## Task input
- - -

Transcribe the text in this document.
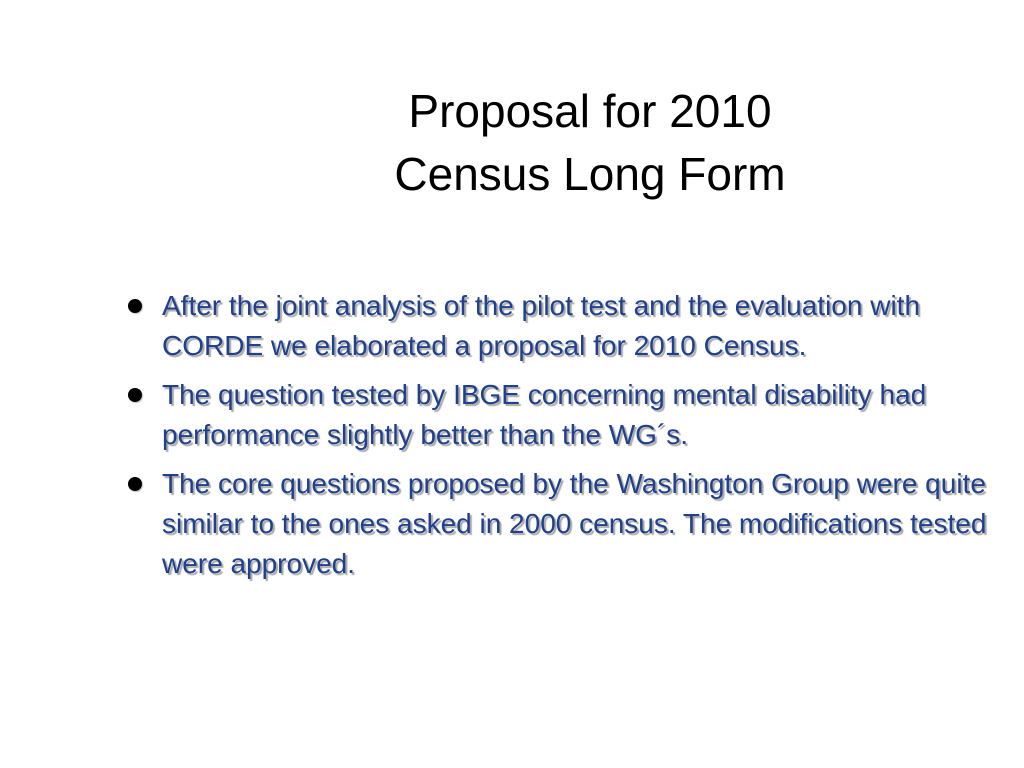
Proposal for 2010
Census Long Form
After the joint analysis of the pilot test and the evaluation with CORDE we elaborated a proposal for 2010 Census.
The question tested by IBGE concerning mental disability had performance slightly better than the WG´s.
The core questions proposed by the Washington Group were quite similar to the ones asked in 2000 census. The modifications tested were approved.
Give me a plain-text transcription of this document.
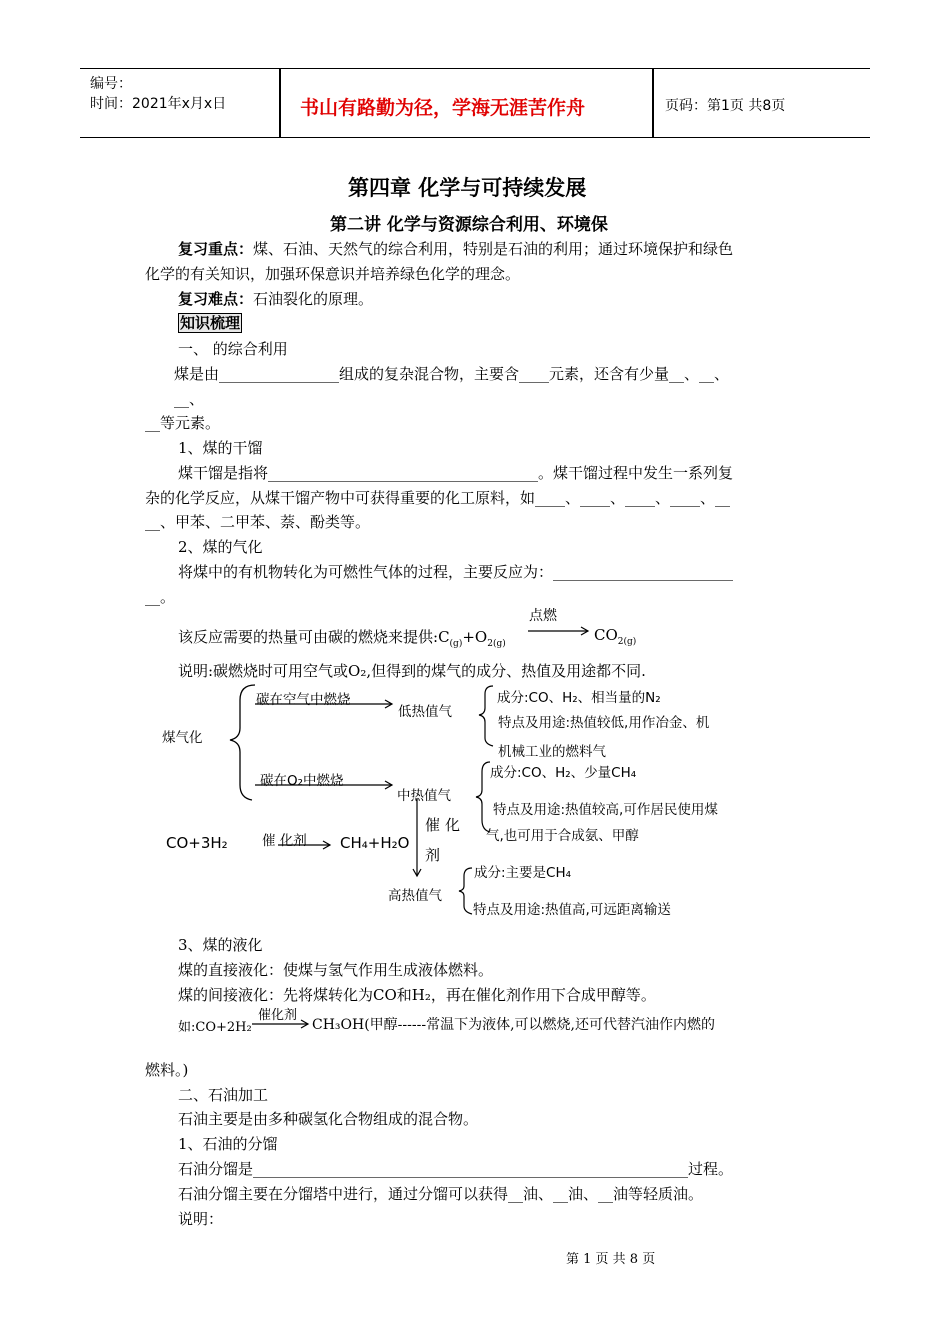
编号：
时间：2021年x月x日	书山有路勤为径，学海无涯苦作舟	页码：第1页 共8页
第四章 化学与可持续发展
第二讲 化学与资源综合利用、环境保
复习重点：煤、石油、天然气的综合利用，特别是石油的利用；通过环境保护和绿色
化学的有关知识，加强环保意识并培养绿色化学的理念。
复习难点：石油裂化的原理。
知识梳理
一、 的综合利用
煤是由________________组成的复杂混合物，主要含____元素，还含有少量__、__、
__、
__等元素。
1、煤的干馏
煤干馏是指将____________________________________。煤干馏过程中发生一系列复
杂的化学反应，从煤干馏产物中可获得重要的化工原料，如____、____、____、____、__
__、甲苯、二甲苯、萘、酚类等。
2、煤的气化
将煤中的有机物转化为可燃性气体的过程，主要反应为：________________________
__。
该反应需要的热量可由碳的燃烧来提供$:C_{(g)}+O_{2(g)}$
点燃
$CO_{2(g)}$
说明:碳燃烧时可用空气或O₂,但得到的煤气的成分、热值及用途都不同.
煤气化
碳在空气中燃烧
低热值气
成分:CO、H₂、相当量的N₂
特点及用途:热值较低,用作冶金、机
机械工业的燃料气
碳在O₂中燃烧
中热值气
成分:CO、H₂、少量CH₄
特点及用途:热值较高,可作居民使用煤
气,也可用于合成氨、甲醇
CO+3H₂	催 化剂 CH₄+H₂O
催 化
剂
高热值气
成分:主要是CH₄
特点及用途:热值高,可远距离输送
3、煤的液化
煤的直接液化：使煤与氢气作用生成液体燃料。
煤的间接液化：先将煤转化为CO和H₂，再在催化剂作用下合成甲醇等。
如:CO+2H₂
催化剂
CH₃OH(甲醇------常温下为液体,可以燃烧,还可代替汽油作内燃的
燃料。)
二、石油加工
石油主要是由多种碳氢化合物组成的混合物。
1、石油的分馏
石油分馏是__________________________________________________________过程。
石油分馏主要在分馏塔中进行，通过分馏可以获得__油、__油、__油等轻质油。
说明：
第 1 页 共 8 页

- - -

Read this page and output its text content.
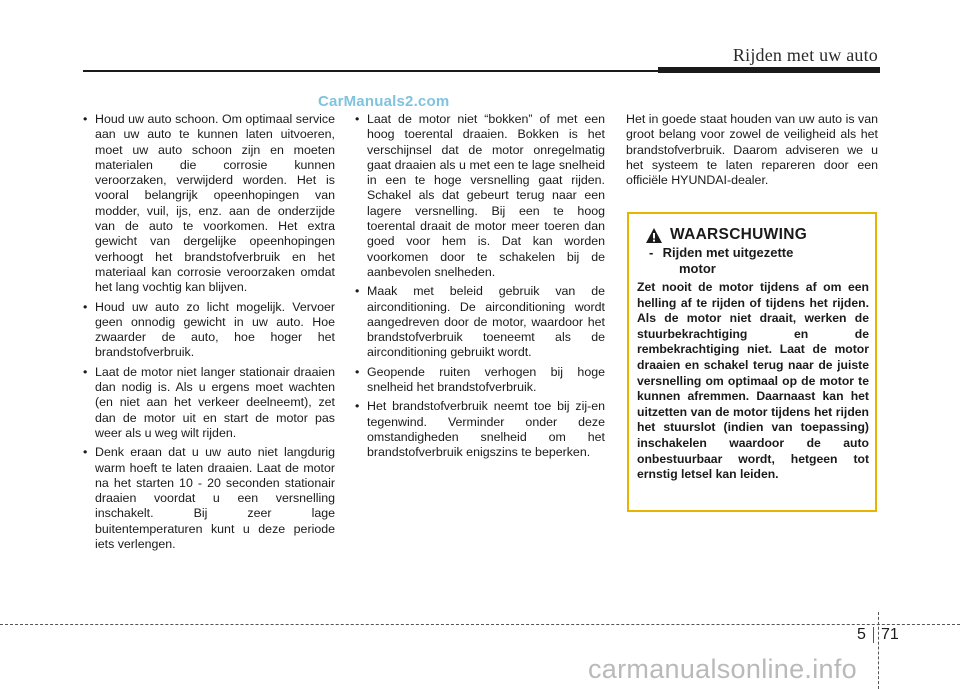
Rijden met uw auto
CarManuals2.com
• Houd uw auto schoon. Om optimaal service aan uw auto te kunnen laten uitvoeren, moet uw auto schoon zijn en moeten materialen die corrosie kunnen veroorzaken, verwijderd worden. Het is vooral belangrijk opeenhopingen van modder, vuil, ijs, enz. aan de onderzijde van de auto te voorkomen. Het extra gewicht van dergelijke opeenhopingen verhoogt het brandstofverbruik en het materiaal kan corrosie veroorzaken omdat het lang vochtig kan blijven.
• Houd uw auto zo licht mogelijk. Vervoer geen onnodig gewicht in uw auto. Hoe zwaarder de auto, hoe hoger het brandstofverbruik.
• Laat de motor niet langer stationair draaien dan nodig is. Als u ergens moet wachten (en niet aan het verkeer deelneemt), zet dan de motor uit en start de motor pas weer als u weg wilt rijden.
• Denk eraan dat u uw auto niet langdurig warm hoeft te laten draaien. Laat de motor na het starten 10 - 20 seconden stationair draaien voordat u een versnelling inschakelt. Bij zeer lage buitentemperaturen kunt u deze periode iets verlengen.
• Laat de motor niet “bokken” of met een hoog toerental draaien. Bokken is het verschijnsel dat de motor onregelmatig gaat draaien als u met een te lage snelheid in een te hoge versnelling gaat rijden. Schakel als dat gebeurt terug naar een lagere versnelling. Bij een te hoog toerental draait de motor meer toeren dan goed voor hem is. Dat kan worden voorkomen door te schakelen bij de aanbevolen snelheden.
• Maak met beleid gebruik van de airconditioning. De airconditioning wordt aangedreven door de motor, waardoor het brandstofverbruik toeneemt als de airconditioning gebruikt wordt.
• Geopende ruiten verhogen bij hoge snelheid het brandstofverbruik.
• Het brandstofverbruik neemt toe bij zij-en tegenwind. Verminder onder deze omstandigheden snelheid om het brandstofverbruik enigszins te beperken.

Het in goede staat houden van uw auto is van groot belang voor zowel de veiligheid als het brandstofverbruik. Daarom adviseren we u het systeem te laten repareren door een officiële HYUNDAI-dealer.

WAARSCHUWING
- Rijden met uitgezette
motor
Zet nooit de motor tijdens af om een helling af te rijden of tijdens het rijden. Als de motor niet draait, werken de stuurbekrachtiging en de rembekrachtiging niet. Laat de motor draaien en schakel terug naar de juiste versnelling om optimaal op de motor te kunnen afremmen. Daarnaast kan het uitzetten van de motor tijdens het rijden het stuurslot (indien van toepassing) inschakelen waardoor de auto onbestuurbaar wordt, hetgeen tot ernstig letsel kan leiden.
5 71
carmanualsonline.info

- - -

## Exercise task
Count how many lines above contain the word "snelheid". Reply with the number alone.

## Full solution
3